Required task: Count up the lines in the following listing that hold the word "text", then give only that count.

Available data:

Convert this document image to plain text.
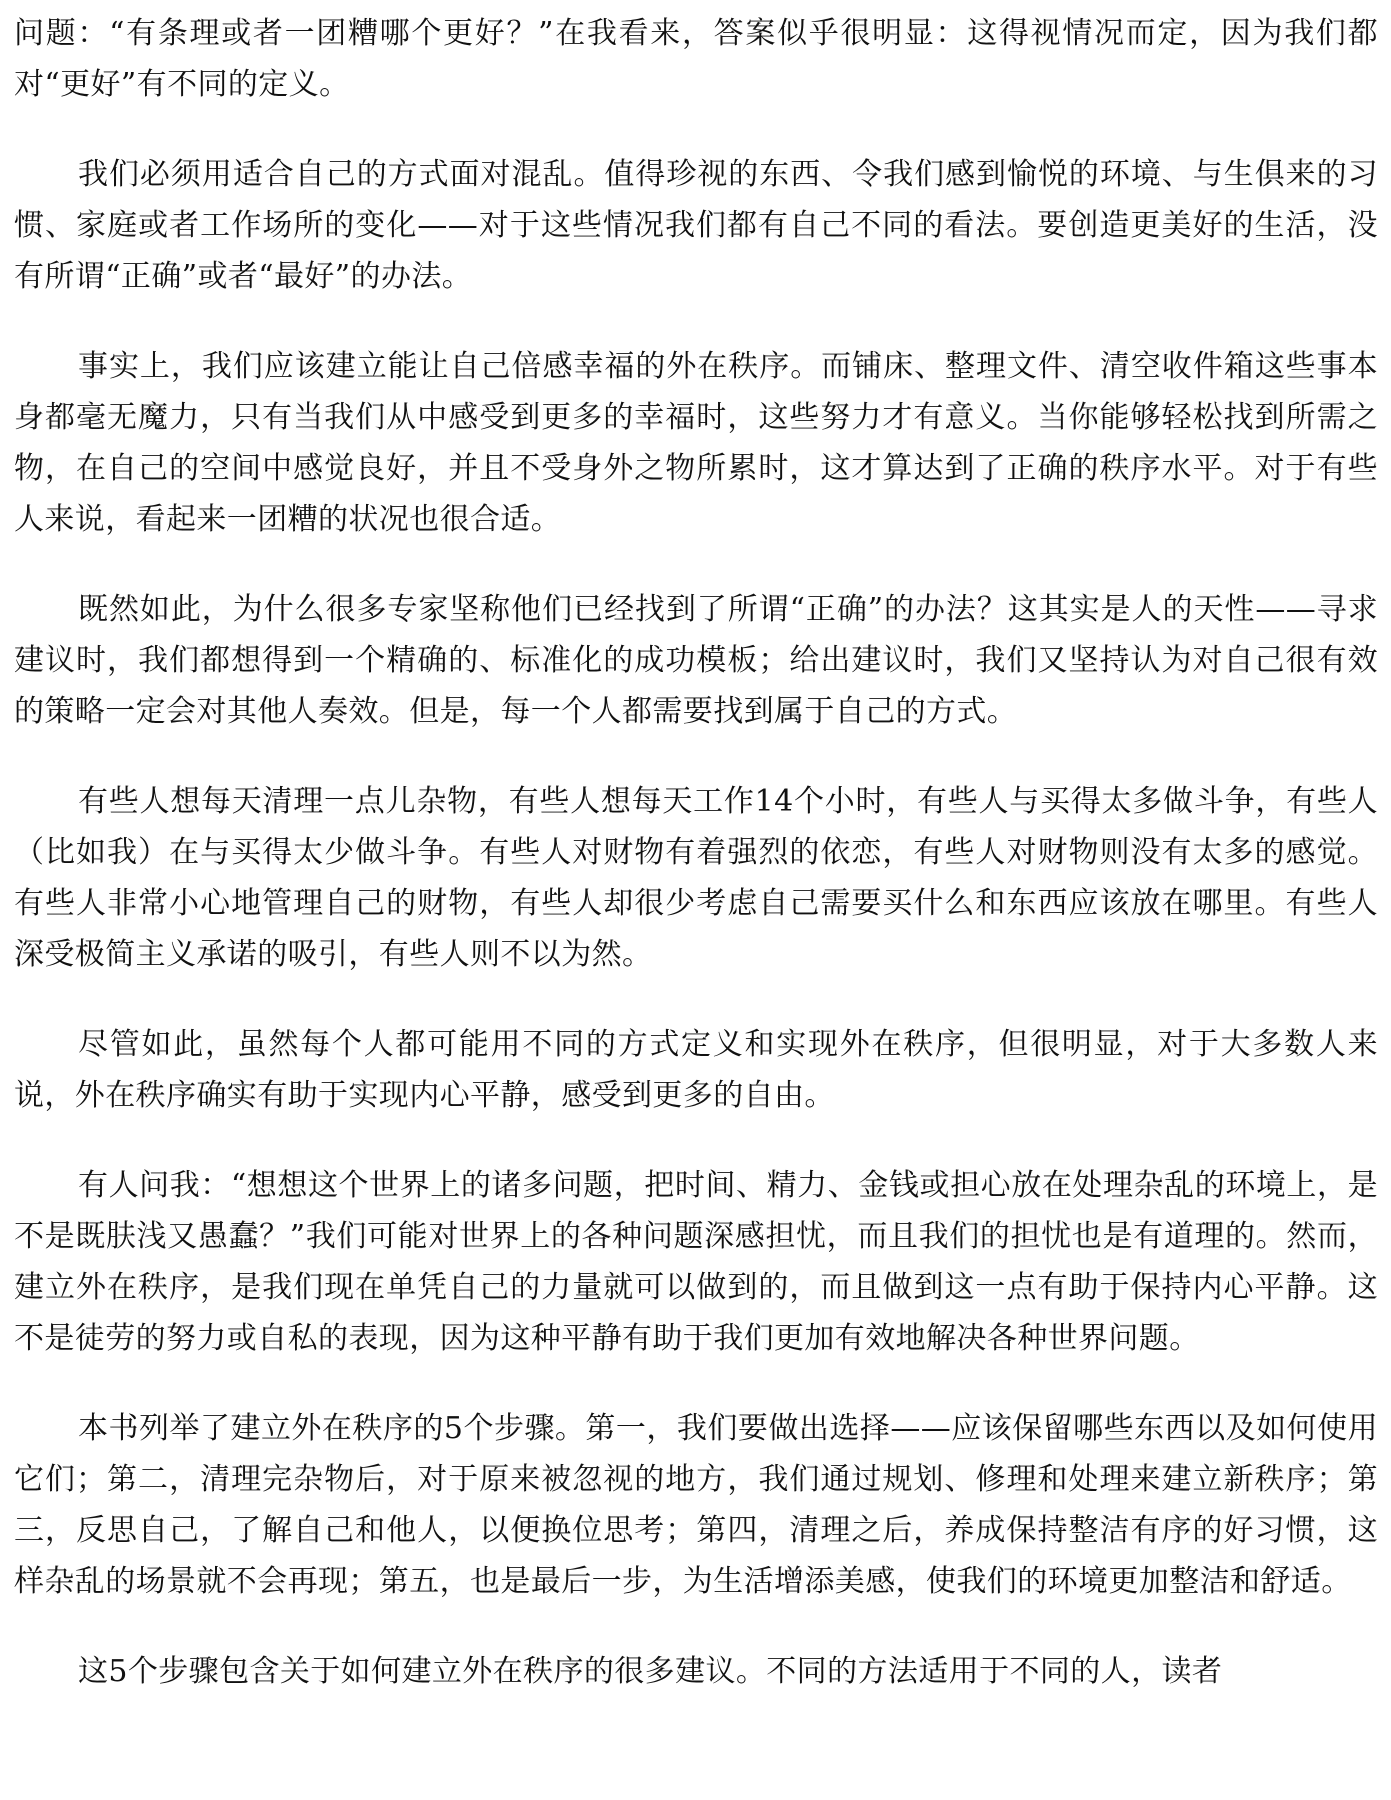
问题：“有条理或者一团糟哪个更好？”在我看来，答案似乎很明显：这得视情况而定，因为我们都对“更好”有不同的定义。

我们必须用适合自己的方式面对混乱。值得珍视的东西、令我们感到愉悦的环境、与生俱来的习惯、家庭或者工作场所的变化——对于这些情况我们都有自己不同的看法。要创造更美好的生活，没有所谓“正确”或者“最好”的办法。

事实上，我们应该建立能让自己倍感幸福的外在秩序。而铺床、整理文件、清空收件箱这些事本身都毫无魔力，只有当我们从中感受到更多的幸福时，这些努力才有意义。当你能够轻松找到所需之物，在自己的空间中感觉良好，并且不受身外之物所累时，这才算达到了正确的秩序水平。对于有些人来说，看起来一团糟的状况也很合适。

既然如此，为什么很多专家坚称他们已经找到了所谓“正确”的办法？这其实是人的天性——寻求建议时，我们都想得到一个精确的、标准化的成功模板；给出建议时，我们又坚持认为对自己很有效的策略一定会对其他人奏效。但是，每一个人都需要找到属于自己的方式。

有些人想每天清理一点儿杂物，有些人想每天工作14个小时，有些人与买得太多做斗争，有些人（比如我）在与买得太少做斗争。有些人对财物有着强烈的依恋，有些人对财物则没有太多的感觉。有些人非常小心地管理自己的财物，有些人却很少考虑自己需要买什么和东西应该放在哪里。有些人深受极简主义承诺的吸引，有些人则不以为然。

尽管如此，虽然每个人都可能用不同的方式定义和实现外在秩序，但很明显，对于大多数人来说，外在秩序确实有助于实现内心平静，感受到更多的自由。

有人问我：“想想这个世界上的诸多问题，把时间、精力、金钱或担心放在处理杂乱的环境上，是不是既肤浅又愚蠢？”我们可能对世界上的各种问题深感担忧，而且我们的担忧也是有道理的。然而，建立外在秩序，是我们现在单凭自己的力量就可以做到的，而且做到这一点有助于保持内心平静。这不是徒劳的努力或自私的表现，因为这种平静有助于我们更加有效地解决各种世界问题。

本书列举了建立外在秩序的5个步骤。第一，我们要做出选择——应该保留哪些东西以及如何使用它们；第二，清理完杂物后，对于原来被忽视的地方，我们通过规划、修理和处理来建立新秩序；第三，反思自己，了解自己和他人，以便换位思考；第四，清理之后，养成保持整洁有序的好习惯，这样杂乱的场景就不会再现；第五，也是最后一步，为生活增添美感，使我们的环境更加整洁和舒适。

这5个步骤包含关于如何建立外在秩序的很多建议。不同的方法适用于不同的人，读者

--

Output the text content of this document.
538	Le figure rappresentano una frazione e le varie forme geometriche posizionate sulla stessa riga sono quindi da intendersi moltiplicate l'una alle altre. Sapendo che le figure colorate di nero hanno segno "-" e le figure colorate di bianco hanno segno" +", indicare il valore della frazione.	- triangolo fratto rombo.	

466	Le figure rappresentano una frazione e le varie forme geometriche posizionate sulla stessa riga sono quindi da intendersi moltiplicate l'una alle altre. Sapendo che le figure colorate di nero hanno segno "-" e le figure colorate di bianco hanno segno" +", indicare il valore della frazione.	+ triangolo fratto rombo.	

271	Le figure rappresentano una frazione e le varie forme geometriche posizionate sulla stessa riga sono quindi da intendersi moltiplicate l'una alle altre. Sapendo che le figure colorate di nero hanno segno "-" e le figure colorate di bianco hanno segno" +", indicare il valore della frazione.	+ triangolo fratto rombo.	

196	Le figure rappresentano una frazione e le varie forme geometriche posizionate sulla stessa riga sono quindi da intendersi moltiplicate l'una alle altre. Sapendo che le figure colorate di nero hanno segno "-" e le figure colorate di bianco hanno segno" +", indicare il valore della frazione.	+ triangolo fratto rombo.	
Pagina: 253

==

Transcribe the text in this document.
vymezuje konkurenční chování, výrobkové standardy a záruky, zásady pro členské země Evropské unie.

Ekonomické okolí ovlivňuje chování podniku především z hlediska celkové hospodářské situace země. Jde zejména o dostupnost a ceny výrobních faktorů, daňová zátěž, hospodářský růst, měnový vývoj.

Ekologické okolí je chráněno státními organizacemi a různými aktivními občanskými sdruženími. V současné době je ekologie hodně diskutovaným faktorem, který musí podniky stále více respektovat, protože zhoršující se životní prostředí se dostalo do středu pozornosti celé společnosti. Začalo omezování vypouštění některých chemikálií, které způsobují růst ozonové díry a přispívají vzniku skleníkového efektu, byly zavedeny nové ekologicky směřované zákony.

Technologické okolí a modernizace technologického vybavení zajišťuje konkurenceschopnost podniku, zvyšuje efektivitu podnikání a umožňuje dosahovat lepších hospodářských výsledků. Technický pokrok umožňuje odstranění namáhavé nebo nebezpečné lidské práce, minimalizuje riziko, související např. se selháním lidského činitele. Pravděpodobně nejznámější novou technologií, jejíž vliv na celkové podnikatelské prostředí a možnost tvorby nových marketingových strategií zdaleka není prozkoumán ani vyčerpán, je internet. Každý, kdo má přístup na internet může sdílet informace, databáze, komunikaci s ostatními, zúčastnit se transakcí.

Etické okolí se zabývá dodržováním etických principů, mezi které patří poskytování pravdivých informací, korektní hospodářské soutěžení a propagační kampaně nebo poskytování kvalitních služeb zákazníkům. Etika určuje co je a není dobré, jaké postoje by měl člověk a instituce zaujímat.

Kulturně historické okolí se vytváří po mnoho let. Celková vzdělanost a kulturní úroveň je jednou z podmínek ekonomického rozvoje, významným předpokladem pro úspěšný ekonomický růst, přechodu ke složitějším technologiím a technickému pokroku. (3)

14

Expected answer: 3